◆ TASK TO CARRY OUT ◆
What follows is a set of records; repeat all of them exactly.
- - -
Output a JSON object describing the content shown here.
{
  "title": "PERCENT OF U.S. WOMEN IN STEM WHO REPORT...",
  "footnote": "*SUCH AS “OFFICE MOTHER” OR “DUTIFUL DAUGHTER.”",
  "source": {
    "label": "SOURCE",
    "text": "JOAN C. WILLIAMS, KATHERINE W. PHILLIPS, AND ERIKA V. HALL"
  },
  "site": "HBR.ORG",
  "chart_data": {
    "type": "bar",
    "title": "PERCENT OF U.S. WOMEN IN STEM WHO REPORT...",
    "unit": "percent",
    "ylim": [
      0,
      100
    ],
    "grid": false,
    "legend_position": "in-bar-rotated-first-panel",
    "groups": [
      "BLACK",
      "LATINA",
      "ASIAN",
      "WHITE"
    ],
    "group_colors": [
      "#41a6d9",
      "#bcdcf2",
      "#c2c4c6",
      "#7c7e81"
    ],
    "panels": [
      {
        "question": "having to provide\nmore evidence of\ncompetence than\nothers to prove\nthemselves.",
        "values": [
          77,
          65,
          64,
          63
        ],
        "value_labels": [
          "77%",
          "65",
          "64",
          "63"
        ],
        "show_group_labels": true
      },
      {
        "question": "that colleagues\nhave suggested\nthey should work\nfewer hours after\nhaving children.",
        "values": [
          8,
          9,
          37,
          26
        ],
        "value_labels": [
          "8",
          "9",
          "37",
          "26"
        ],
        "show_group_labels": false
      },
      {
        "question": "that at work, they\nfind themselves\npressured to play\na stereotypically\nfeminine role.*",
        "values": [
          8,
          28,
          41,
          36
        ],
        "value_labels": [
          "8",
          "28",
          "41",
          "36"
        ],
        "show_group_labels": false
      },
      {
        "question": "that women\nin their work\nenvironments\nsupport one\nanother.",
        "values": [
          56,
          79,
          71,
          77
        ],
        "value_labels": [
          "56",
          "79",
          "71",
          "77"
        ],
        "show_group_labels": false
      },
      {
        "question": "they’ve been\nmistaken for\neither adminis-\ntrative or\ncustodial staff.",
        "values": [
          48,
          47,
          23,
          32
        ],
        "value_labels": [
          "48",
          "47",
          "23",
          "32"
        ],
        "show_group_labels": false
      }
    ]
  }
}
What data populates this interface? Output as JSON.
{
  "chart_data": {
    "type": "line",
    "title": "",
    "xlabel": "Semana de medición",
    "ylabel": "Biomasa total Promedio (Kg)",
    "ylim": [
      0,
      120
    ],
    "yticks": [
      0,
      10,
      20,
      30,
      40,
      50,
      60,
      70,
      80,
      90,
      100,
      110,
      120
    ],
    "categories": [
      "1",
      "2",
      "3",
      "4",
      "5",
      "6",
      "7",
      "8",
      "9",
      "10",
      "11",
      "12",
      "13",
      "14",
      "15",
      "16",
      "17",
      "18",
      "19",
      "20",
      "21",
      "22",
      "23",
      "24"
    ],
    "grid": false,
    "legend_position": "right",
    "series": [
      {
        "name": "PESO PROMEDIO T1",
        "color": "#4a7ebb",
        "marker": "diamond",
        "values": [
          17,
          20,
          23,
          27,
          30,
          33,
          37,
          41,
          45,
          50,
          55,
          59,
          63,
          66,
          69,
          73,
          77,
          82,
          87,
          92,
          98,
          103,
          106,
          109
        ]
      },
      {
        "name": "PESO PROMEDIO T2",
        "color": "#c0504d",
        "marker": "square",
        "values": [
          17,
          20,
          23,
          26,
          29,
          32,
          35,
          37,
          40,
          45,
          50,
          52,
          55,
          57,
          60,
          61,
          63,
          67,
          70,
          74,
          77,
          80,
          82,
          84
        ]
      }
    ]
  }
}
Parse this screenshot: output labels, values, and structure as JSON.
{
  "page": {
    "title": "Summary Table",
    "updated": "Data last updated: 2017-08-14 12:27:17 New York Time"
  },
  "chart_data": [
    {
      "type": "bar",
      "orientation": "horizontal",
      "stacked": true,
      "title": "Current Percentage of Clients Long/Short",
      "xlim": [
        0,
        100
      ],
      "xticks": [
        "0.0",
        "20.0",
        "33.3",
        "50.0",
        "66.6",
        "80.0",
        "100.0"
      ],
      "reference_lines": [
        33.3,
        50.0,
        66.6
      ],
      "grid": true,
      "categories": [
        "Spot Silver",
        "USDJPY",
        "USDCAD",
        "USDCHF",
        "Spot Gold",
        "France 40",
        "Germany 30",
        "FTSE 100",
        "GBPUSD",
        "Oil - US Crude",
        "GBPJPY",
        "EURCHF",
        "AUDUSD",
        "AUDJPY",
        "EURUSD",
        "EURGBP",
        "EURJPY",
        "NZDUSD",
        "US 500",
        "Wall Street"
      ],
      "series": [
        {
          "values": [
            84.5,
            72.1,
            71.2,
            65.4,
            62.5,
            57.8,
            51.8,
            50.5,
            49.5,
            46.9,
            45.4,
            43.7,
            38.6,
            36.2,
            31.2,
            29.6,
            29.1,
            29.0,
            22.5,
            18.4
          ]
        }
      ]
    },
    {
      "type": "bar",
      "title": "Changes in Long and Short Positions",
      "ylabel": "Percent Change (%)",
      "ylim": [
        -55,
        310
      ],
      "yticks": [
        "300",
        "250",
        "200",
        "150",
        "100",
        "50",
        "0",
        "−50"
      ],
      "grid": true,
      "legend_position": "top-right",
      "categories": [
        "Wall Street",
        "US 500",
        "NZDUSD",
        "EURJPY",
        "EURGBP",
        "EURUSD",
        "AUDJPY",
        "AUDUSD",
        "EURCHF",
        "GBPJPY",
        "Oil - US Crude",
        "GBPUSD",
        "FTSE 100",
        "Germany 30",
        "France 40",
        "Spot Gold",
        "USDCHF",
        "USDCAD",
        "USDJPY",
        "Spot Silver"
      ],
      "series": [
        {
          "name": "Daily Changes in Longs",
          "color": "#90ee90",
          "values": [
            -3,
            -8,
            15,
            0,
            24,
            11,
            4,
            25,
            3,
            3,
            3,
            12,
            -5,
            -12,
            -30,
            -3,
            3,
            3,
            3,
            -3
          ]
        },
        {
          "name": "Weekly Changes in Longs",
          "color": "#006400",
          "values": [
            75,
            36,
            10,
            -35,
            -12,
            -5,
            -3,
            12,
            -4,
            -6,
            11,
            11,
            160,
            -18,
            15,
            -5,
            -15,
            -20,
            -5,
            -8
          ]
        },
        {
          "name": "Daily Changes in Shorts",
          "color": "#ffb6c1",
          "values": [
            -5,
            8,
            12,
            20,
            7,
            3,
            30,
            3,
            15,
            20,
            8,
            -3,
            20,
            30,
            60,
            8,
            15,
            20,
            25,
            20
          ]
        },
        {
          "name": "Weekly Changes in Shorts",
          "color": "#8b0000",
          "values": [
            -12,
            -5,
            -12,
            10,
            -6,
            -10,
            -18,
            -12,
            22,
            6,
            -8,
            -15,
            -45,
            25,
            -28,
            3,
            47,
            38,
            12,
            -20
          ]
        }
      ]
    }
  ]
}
- - -
◆ SOLUTION TO THE PROBLEM ◆
Output a JSON object describing the content shown here.
{
  "title": "PERCENT OF U.S. WOMEN IN STEM WHO REPORT...",
  "footnote": "*SUCH AS “OFFICE MOTHER” OR “DUTIFUL DAUGHTER.”",
  "source": {
    "label": "SOURCE",
    "text": "JOAN C. WILLIAMS, KATHERINE W. PHILLIPS, AND ERIKA V. HALL"
  },
  "site": "HBR.ORG",
  "chart_data": {
    "type": "bar",
    "title": "PERCENT OF U.S. WOMEN IN STEM WHO REPORT...",
    "unit": "percent",
    "ylim": [
      0,
      100
    ],
    "grid": false,
    "legend_position": "in-bar-rotated-first-panel",
    "groups": [
      "BLACK",
      "LATINA",
      "ASIAN",
      "WHITE"
    ],
    "group_colors": [
      "#41a6d9",
      "#bcdcf2",
      "#c2c4c6",
      "#7c7e81"
    ],
    "panels": [
      {
        "question": "having to provide\nmore evidence of\ncompetence than\nothers to prove\nthemselves.",
        "values": [
          77,
          65,
          64,
          63
        ],
        "value_labels": [
          "77%",
          "65",
          "64",
          "63"
        ],
        "show_group_labels": true
      },
      {
        "question": "that colleagues\nhave suggested\nthey should work\nfewer hours after\nhaving children.",
        "values": [
          8,
          9,
          37,
          26
        ],
        "value_labels": [
          "8",
          "9",
          "37",
          "26"
        ],
        "show_group_labels": false
      },
      {
        "question": "that at work, they\nfind themselves\npressured to play\na stereotypically\nfeminine role.*",
        "values": [
          8,
          28,
          41,
          36
        ],
        "value_labels": [
          "8",
          "28",
          "41",
          "36"
        ],
        "show_group_labels": false
      },
      {
        "question": "that women\nin their work\nenvironments\nsupport one\nanother.",
        "values": [
          56,
          79,
          71,
          77
        ],
        "value_labels": [
          "56",
          "79",
          "71",
          "77"
        ],
        "show_group_labels": false
      },
      {
        "question": "they’ve been\nmistaken for\neither adminis-\ntrative or\ncustodial staff.",
        "values": [
          48,
          47,
          23,
          32
        ],
        "value_labels": [
          "48",
          "47",
          "23",
          "32"
        ],
        "show_group_labels": false
      }
    ]
  }
}
What data populates this interface? Output as JSON.
{
  "chart_data": {
    "type": "line",
    "title": "",
    "xlabel": "Semana de medición",
    "ylabel": "Biomasa total Promedio (Kg)",
    "ylim": [
      0,
      120
    ],
    "yticks": [
      0,
      10,
      20,
      30,
      40,
      50,
      60,
      70,
      80,
      90,
      100,
      110,
      120
    ],
    "categories": [
      "1",
      "2",
      "3",
      "4",
      "5",
      "6",
      "7",
      "8",
      "9",
      "10",
      "11",
      "12",
      "13",
      "14",
      "15",
      "16",
      "17",
      "18",
      "19",
      "20",
      "21",
      "22",
      "23",
      "24"
    ],
    "grid": false,
    "legend_position": "right",
    "series": [
      {
        "name": "PESO PROMEDIO T1",
        "color": "#4a7ebb",
        "marker": "diamond",
        "values": [
          17,
          20,
          23,
          27,
          30,
          33,
          37,
          41,
          45,
          50,
          55,
          59,
          63,
          66,
          69,
          73,
          77,
          82,
          87,
          92,
          98,
          103,
          106,
          109
        ]
      },
      {
        "name": "PESO PROMEDIO T2",
        "color": "#c0504d",
        "marker": "square",
        "values": [
          17,
          20,
          23,
          26,
          29,
          32,
          35,
          37,
          40,
          45,
          50,
          52,
          55,
          57,
          60,
          61,
          63,
          67,
          70,
          74,
          77,
          80,
          82,
          84
        ]
      }
    ]
  }
}
Parse this screenshot: output labels, values, and structure as JSON.
{
  "page": {
    "title": "Summary Table",
    "updated": "Data last updated: 2017-08-14 12:27:17 New York Time"
  },
  "chart_data": [
    {
      "type": "bar",
      "orientation": "horizontal",
      "stacked": true,
      "title": "Current Percentage of Clients Long/Short",
      "xlim": [
        0,
        100
      ],
      "xticks": [
        "0.0",
        "20.0",
        "33.3",
        "50.0",
        "66.6",
        "80.0",
        "100.0"
      ],
      "reference_lines": [
        33.3,
        50.0,
        66.6
      ],
      "grid": true,
      "categories": [
        "Spot Silver",
        "USDJPY",
        "USDCAD",
        "USDCHF",
        "Spot Gold",
        "France 40",
        "Germany 30",
        "FTSE 100",
        "GBPUSD",
        "Oil - US Crude",
        "GBPJPY",
        "EURCHF",
        "AUDUSD",
        "AUDJPY",
        "EURUSD",
        "EURGBP",
        "EURJPY",
        "NZDUSD",
        "US 500",
        "Wall Street"
      ],
      "series": [
        {
          "values": [
            84.5,
            72.1,
            71.2,
            65.4,
            62.5,
            57.8,
            51.8,
            50.5,
            49.5,
            46.9,
            45.4,
            43.7,
            38.6,
            36.2,
            31.2,
            29.6,
            29.1,
            29.0,
            22.5,
            18.4
          ]
        }
      ]
    },
    {
      "type": "bar",
      "title": "Changes in Long and Short Positions",
      "ylabel": "Percent Change (%)",
      "ylim": [
        -55,
        310
      ],
      "yticks": [
        "300",
        "250",
        "200",
        "150",
        "100",
        "50",
        "0",
        "−50"
      ],
      "grid": true,
      "legend_position": "top-right",
      "categories": [
        "Wall Street",
        "US 500",
        "NZDUSD",
        "EURJPY",
        "EURGBP",
        "EURUSD",
        "AUDJPY",
        "AUDUSD",
        "EURCHF",
        "GBPJPY",
        "Oil - US Crude",
        "GBPUSD",
        "FTSE 100",
        "Germany 30",
        "France 40",
        "Spot Gold",
        "USDCHF",
        "USDCAD",
        "USDJPY",
        "Spot Silver"
      ],
      "series": [
        {
          "name": "Daily Changes in Longs",
          "color": "#90ee90",
          "values": [
            -3,
            -8,
            15,
            0,
            24,
            11,
            4,
            25,
            3,
            3,
            3,
            12,
            -5,
            -12,
            -30,
            -3,
            3,
            3,
            3,
            -3
          ]
        },
        {
          "name": "Weekly Changes in Longs",
          "color": "#006400",
          "values": [
            75,
            36,
            10,
            -35,
            -12,
            -5,
            -3,
            12,
            -4,
            -6,
            11,
            11,
            160,
            -18,
            15,
            -5,
            -15,
            -20,
            -5,
            -8
          ]
        },
        {
          "name": "Daily Changes in Shorts",
          "color": "#ffb6c1",
          "values": [
            -5,
            8,
            12,
            20,
            7,
            3,
            30,
            3,
            15,
            20,
            8,
            -3,
            20,
            30,
            60,
            8,
            15,
            20,
            25,
            20
          ]
        },
        {
          "name": "Weekly Changes in Shorts",
          "color": "#8b0000",
          "values": [
            -12,
            -5,
            -12,
            10,
            -6,
            -10,
            -18,
            -12,
            22,
            6,
            -8,
            -15,
            -45,
            25,
            -28,
            3,
            47,
            38,
            12,
            -20
          ]
        }
      ]
    }
  ]
}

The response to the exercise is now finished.